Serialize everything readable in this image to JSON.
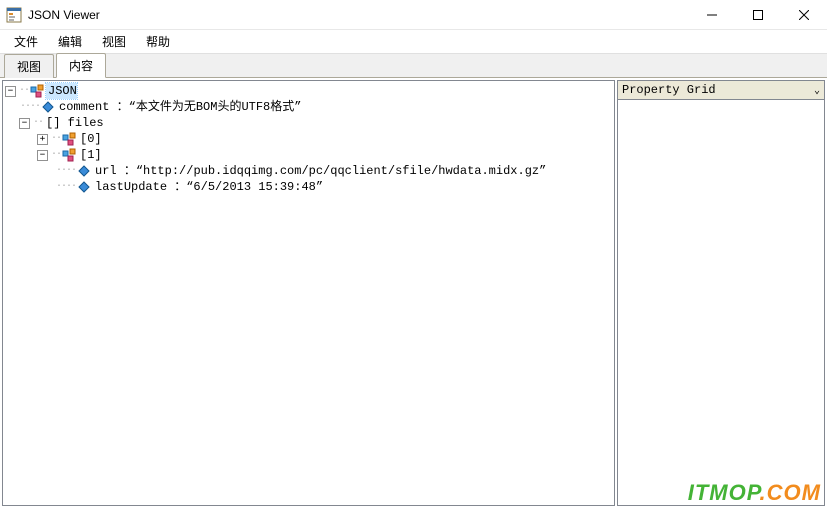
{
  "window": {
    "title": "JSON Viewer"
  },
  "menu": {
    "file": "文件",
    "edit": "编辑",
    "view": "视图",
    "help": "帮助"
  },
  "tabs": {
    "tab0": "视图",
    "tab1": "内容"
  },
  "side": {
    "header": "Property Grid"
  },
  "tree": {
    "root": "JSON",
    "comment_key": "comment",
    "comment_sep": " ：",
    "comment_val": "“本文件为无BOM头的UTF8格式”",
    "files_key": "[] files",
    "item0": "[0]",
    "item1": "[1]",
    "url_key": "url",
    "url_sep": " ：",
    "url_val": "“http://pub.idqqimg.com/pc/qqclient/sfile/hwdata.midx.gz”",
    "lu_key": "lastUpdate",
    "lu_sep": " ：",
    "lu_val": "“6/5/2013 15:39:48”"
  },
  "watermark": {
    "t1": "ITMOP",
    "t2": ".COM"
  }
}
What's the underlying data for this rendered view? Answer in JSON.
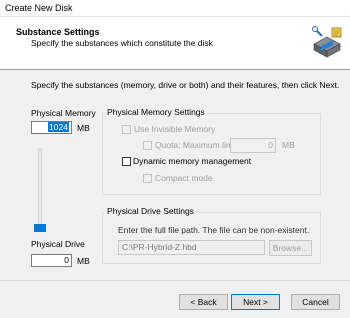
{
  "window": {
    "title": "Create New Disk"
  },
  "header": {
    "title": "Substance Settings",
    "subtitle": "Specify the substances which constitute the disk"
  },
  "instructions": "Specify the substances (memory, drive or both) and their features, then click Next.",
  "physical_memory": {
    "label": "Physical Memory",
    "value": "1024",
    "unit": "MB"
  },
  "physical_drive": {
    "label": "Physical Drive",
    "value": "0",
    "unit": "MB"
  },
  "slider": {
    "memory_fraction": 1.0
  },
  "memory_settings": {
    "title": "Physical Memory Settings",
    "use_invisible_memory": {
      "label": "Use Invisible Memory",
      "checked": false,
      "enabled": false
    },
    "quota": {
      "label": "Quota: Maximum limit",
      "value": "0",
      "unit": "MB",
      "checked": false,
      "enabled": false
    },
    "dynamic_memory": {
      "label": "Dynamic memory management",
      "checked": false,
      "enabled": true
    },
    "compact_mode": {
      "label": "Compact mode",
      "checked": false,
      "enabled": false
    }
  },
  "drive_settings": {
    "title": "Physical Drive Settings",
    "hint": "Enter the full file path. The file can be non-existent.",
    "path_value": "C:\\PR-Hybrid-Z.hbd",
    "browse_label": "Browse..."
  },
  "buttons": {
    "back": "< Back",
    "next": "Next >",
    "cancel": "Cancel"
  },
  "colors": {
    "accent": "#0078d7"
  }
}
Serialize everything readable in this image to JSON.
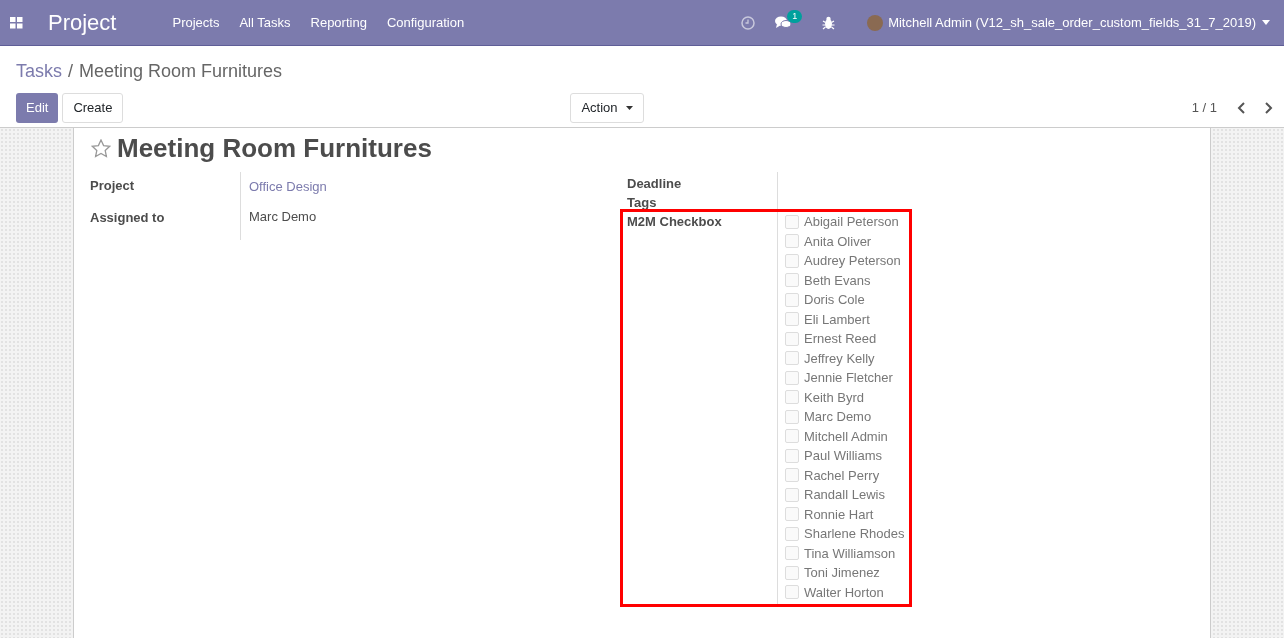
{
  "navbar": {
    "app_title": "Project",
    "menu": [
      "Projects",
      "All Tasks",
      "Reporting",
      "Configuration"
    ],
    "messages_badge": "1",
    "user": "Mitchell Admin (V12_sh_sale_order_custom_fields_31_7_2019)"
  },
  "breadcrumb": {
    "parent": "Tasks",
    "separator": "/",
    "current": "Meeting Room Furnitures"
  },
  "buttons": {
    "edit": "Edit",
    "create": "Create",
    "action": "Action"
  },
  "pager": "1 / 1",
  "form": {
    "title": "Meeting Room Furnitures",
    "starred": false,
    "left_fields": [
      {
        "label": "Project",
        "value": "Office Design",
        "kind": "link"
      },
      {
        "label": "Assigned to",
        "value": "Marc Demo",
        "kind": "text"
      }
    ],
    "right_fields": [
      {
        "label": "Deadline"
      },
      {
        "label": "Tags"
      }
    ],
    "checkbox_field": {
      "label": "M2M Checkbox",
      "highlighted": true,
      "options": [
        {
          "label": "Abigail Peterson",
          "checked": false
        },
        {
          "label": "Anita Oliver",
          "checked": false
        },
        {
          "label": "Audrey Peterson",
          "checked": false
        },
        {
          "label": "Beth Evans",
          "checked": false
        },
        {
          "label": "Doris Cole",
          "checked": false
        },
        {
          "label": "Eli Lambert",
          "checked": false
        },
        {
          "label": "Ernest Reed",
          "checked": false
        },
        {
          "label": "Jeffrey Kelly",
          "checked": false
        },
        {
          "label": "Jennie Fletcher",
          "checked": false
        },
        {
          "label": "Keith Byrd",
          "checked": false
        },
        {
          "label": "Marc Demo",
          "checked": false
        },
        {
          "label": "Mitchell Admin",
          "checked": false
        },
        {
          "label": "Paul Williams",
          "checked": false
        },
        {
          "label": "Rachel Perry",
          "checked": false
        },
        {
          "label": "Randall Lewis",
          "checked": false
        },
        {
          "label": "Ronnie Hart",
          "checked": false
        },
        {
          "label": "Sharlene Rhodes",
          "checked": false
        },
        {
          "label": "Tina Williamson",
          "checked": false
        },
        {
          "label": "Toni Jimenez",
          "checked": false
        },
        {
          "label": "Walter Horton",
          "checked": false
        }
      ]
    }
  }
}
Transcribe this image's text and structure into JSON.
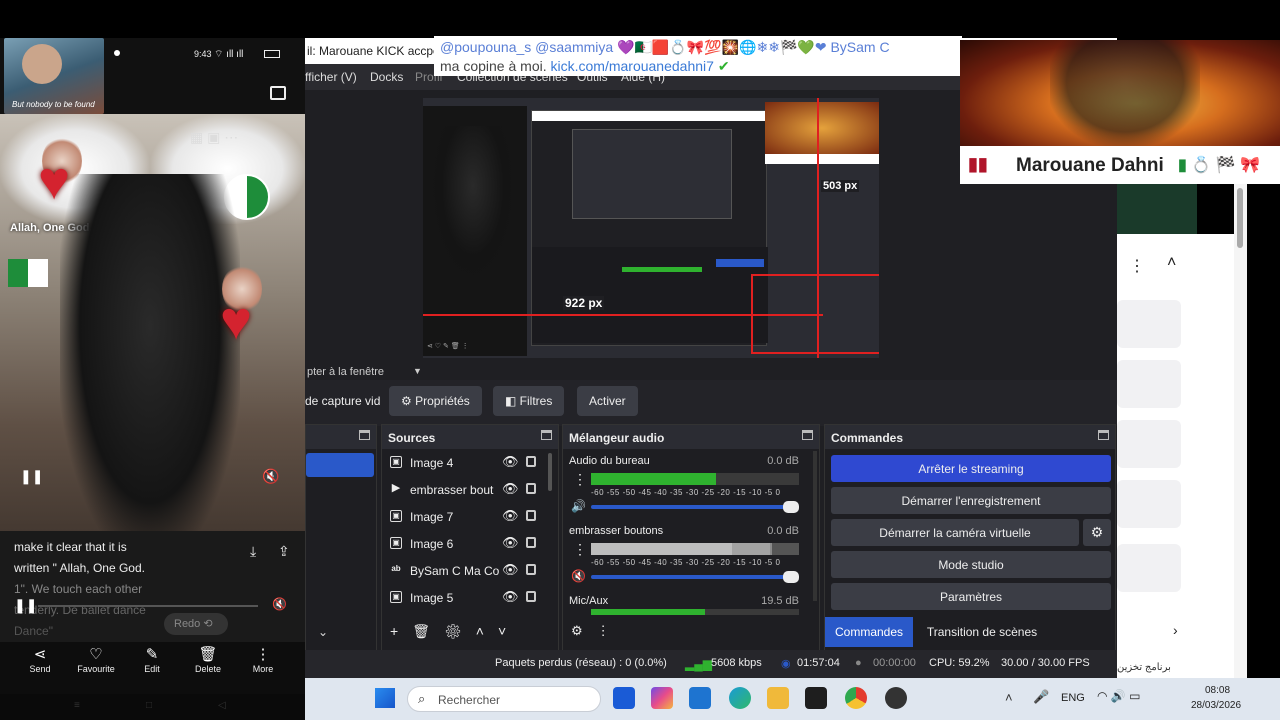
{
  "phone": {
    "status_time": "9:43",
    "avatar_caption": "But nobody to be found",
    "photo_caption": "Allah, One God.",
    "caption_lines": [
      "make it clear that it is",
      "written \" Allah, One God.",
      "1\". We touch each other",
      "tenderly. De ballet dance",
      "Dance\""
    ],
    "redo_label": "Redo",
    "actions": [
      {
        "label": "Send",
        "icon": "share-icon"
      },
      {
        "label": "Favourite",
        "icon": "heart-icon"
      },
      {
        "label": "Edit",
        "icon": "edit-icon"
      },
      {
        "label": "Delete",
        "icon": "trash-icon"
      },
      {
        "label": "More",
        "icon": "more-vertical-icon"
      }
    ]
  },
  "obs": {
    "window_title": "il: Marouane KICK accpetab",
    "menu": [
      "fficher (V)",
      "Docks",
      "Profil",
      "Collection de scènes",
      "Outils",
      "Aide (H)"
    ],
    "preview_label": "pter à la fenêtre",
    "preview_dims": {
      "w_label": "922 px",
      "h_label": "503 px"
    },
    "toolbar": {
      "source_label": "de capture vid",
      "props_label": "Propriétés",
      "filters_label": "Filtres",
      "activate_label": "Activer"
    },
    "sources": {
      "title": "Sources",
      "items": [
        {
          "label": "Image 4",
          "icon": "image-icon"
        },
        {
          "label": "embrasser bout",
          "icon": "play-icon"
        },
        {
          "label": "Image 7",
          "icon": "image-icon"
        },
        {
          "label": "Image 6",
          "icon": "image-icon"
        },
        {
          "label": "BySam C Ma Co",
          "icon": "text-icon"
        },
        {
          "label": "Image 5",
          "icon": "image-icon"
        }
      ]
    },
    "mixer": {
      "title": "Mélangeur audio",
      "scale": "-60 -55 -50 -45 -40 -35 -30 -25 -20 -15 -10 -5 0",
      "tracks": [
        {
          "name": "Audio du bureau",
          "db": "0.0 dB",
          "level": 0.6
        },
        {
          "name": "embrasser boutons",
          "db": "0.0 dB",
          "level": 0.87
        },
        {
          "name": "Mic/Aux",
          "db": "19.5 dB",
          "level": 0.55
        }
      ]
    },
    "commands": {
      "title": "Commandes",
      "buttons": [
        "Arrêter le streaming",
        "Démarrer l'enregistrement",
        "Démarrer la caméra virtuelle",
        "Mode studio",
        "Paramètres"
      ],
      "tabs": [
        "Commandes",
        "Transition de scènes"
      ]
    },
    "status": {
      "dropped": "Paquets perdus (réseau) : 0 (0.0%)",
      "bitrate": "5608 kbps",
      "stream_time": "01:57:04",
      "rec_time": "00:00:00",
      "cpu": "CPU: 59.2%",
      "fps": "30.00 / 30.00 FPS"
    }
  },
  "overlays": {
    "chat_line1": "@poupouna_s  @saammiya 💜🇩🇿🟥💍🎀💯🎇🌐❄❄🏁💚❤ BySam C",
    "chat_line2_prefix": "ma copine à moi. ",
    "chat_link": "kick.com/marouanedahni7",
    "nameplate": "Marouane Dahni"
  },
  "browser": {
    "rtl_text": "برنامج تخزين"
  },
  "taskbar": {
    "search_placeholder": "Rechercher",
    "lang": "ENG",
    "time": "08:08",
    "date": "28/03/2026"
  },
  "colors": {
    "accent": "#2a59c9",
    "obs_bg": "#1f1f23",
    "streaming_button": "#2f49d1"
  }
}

• [Task to carry out]: Extract, from the material above, each line holding the word "Room".

• [Task answer]:
    "current": "Meeting Room Furnitures"
    "title": "Meeting Room Furnitures",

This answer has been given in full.